→ WHAT THE EXERCISE ASKS: Wherever the word "screenshot" shows up in a line, please copy that line.

==============================

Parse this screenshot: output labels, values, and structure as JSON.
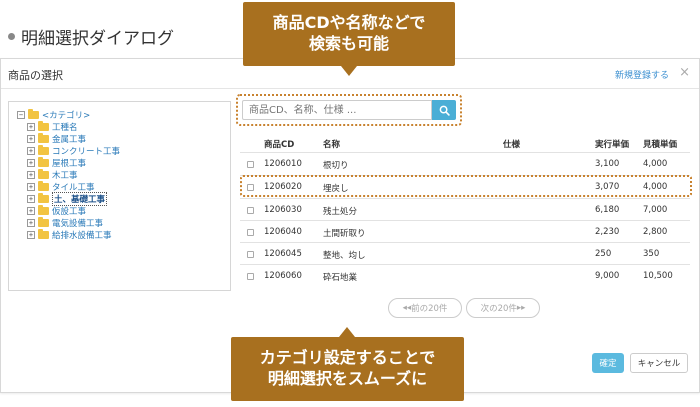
{
  "page": {
    "heading": "明細選択ダイアログ"
  },
  "dialog": {
    "title": "商品の選択",
    "new_register_link": "新規登録する",
    "close_glyph": "×"
  },
  "tree": {
    "root": {
      "toggle": "−",
      "label": "<カテゴリ>"
    },
    "items": [
      {
        "toggle": "+",
        "label": "工種名"
      },
      {
        "toggle": "+",
        "label": "金属工事"
      },
      {
        "toggle": "+",
        "label": "コンクリート工事"
      },
      {
        "toggle": "+",
        "label": "屋根工事"
      },
      {
        "toggle": "+",
        "label": "木工事"
      },
      {
        "toggle": "+",
        "label": "タイル工事"
      },
      {
        "toggle": "+",
        "label": "土、基礎工事",
        "selected": true
      },
      {
        "toggle": "+",
        "label": "仮設工事"
      },
      {
        "toggle": "+",
        "label": "電気設備工事"
      },
      {
        "toggle": "+",
        "label": "給排水設備工事"
      }
    ]
  },
  "search": {
    "placeholder": "商品CD、名称、仕様 ...",
    "button_icon": "search-icon"
  },
  "table": {
    "columns": [
      "商品CD",
      "名称",
      "仕様",
      "実行単価",
      "見積単価"
    ],
    "rows": [
      {
        "code": "1206010",
        "name": "根切り",
        "spec": "",
        "exec_price": "3,100",
        "quote_price": "4,000"
      },
      {
        "code": "1206020",
        "name": "埋戻し",
        "spec": "",
        "exec_price": "3,070",
        "quote_price": "4,000"
      },
      {
        "code": "1206030",
        "name": "残土処分",
        "spec": "",
        "exec_price": "6,180",
        "quote_price": "7,000"
      },
      {
        "code": "1206040",
        "name": "土間斫取り",
        "spec": "",
        "exec_price": "2,230",
        "quote_price": "2,800"
      },
      {
        "code": "1206045",
        "name": "整地、均し",
        "spec": "",
        "exec_price": "250",
        "quote_price": "350"
      },
      {
        "code": "1206060",
        "name": "砕石地業",
        "spec": "",
        "exec_price": "9,000",
        "quote_price": "10,500"
      }
    ]
  },
  "pagination": {
    "prev_label": "前の20件",
    "next_label": "次の20件"
  },
  "footer": {
    "ok_label": "確定",
    "cancel_label": "キャンセル"
  },
  "callouts": {
    "top": [
      "商品CDや名称などで",
      "検索も可能"
    ],
    "bottom": [
      "カテゴリ設定することで",
      "明細選択をスムーズに"
    ]
  },
  "colors": {
    "accent_blue": "#4aaed6",
    "link_blue": "#3b8fd0",
    "callout_brown": "#a8701f",
    "folder_yellow": "#f2c441"
  }
}
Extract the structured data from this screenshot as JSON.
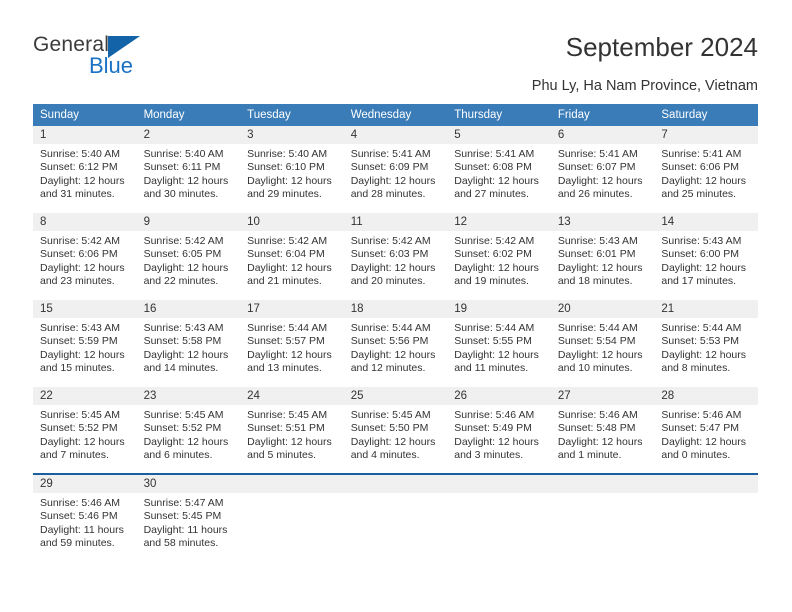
{
  "branding": {
    "name_part1": "General",
    "name_part2": "Blue",
    "triangle_color": "#1263a8",
    "blue_color": "#1a72c4"
  },
  "header": {
    "title": "September 2024",
    "subtitle": "Phu Ly, Ha Nam Province, Vietnam"
  },
  "calendar": {
    "header_bg": "#3a7cb8",
    "daynum_bg": "#f0f0f0",
    "accent": "#1b5f9e",
    "weekday_headers": [
      "Sunday",
      "Monday",
      "Tuesday",
      "Wednesday",
      "Thursday",
      "Friday",
      "Saturday"
    ],
    "weeks": [
      [
        {
          "day": "1",
          "sunrise": "Sunrise: 5:40 AM",
          "sunset": "Sunset: 6:12 PM",
          "daylight_line1": "Daylight: 12 hours",
          "daylight_line2": "and 31 minutes."
        },
        {
          "day": "2",
          "sunrise": "Sunrise: 5:40 AM",
          "sunset": "Sunset: 6:11 PM",
          "daylight_line1": "Daylight: 12 hours",
          "daylight_line2": "and 30 minutes."
        },
        {
          "day": "3",
          "sunrise": "Sunrise: 5:40 AM",
          "sunset": "Sunset: 6:10 PM",
          "daylight_line1": "Daylight: 12 hours",
          "daylight_line2": "and 29 minutes."
        },
        {
          "day": "4",
          "sunrise": "Sunrise: 5:41 AM",
          "sunset": "Sunset: 6:09 PM",
          "daylight_line1": "Daylight: 12 hours",
          "daylight_line2": "and 28 minutes."
        },
        {
          "day": "5",
          "sunrise": "Sunrise: 5:41 AM",
          "sunset": "Sunset: 6:08 PM",
          "daylight_line1": "Daylight: 12 hours",
          "daylight_line2": "and 27 minutes."
        },
        {
          "day": "6",
          "sunrise": "Sunrise: 5:41 AM",
          "sunset": "Sunset: 6:07 PM",
          "daylight_line1": "Daylight: 12 hours",
          "daylight_line2": "and 26 minutes."
        },
        {
          "day": "7",
          "sunrise": "Sunrise: 5:41 AM",
          "sunset": "Sunset: 6:06 PM",
          "daylight_line1": "Daylight: 12 hours",
          "daylight_line2": "and 25 minutes."
        }
      ],
      [
        {
          "day": "8",
          "sunrise": "Sunrise: 5:42 AM",
          "sunset": "Sunset: 6:06 PM",
          "daylight_line1": "Daylight: 12 hours",
          "daylight_line2": "and 23 minutes."
        },
        {
          "day": "9",
          "sunrise": "Sunrise: 5:42 AM",
          "sunset": "Sunset: 6:05 PM",
          "daylight_line1": "Daylight: 12 hours",
          "daylight_line2": "and 22 minutes."
        },
        {
          "day": "10",
          "sunrise": "Sunrise: 5:42 AM",
          "sunset": "Sunset: 6:04 PM",
          "daylight_line1": "Daylight: 12 hours",
          "daylight_line2": "and 21 minutes."
        },
        {
          "day": "11",
          "sunrise": "Sunrise: 5:42 AM",
          "sunset": "Sunset: 6:03 PM",
          "daylight_line1": "Daylight: 12 hours",
          "daylight_line2": "and 20 minutes."
        },
        {
          "day": "12",
          "sunrise": "Sunrise: 5:42 AM",
          "sunset": "Sunset: 6:02 PM",
          "daylight_line1": "Daylight: 12 hours",
          "daylight_line2": "and 19 minutes."
        },
        {
          "day": "13",
          "sunrise": "Sunrise: 5:43 AM",
          "sunset": "Sunset: 6:01 PM",
          "daylight_line1": "Daylight: 12 hours",
          "daylight_line2": "and 18 minutes."
        },
        {
          "day": "14",
          "sunrise": "Sunrise: 5:43 AM",
          "sunset": "Sunset: 6:00 PM",
          "daylight_line1": "Daylight: 12 hours",
          "daylight_line2": "and 17 minutes."
        }
      ],
      [
        {
          "day": "15",
          "sunrise": "Sunrise: 5:43 AM",
          "sunset": "Sunset: 5:59 PM",
          "daylight_line1": "Daylight: 12 hours",
          "daylight_line2": "and 15 minutes."
        },
        {
          "day": "16",
          "sunrise": "Sunrise: 5:43 AM",
          "sunset": "Sunset: 5:58 PM",
          "daylight_line1": "Daylight: 12 hours",
          "daylight_line2": "and 14 minutes."
        },
        {
          "day": "17",
          "sunrise": "Sunrise: 5:44 AM",
          "sunset": "Sunset: 5:57 PM",
          "daylight_line1": "Daylight: 12 hours",
          "daylight_line2": "and 13 minutes."
        },
        {
          "day": "18",
          "sunrise": "Sunrise: 5:44 AM",
          "sunset": "Sunset: 5:56 PM",
          "daylight_line1": "Daylight: 12 hours",
          "daylight_line2": "and 12 minutes."
        },
        {
          "day": "19",
          "sunrise": "Sunrise: 5:44 AM",
          "sunset": "Sunset: 5:55 PM",
          "daylight_line1": "Daylight: 12 hours",
          "daylight_line2": "and 11 minutes."
        },
        {
          "day": "20",
          "sunrise": "Sunrise: 5:44 AM",
          "sunset": "Sunset: 5:54 PM",
          "daylight_line1": "Daylight: 12 hours",
          "daylight_line2": "and 10 minutes."
        },
        {
          "day": "21",
          "sunrise": "Sunrise: 5:44 AM",
          "sunset": "Sunset: 5:53 PM",
          "daylight_line1": "Daylight: 12 hours",
          "daylight_line2": "and 8 minutes."
        }
      ],
      [
        {
          "day": "22",
          "sunrise": "Sunrise: 5:45 AM",
          "sunset": "Sunset: 5:52 PM",
          "daylight_line1": "Daylight: 12 hours",
          "daylight_line2": "and 7 minutes."
        },
        {
          "day": "23",
          "sunrise": "Sunrise: 5:45 AM",
          "sunset": "Sunset: 5:52 PM",
          "daylight_line1": "Daylight: 12 hours",
          "daylight_line2": "and 6 minutes."
        },
        {
          "day": "24",
          "sunrise": "Sunrise: 5:45 AM",
          "sunset": "Sunset: 5:51 PM",
          "daylight_line1": "Daylight: 12 hours",
          "daylight_line2": "and 5 minutes."
        },
        {
          "day": "25",
          "sunrise": "Sunrise: 5:45 AM",
          "sunset": "Sunset: 5:50 PM",
          "daylight_line1": "Daylight: 12 hours",
          "daylight_line2": "and 4 minutes."
        },
        {
          "day": "26",
          "sunrise": "Sunrise: 5:46 AM",
          "sunset": "Sunset: 5:49 PM",
          "daylight_line1": "Daylight: 12 hours",
          "daylight_line2": "and 3 minutes."
        },
        {
          "day": "27",
          "sunrise": "Sunrise: 5:46 AM",
          "sunset": "Sunset: 5:48 PM",
          "daylight_line1": "Daylight: 12 hours",
          "daylight_line2": "and 1 minute."
        },
        {
          "day": "28",
          "sunrise": "Sunrise: 5:46 AM",
          "sunset": "Sunset: 5:47 PM",
          "daylight_line1": "Daylight: 12 hours",
          "daylight_line2": "and 0 minutes."
        }
      ],
      [
        {
          "day": "29",
          "sunrise": "Sunrise: 5:46 AM",
          "sunset": "Sunset: 5:46 PM",
          "daylight_line1": "Daylight: 11 hours",
          "daylight_line2": "and 59 minutes."
        },
        {
          "day": "30",
          "sunrise": "Sunrise: 5:47 AM",
          "sunset": "Sunset: 5:45 PM",
          "daylight_line1": "Daylight: 11 hours",
          "daylight_line2": "and 58 minutes."
        },
        {
          "day": "",
          "sunrise": "",
          "sunset": "",
          "daylight_line1": "",
          "daylight_line2": ""
        },
        {
          "day": "",
          "sunrise": "",
          "sunset": "",
          "daylight_line1": "",
          "daylight_line2": ""
        },
        {
          "day": "",
          "sunrise": "",
          "sunset": "",
          "daylight_line1": "",
          "daylight_line2": ""
        },
        {
          "day": "",
          "sunrise": "",
          "sunset": "",
          "daylight_line1": "",
          "daylight_line2": ""
        },
        {
          "day": "",
          "sunrise": "",
          "sunset": "",
          "daylight_line1": "",
          "daylight_line2": ""
        }
      ]
    ]
  }
}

==============================

→ THE COMPLETED TASK:
Parse this screenshot: output labels, values, and structure as JSON.
Extract the structured data from this screenshot as JSON.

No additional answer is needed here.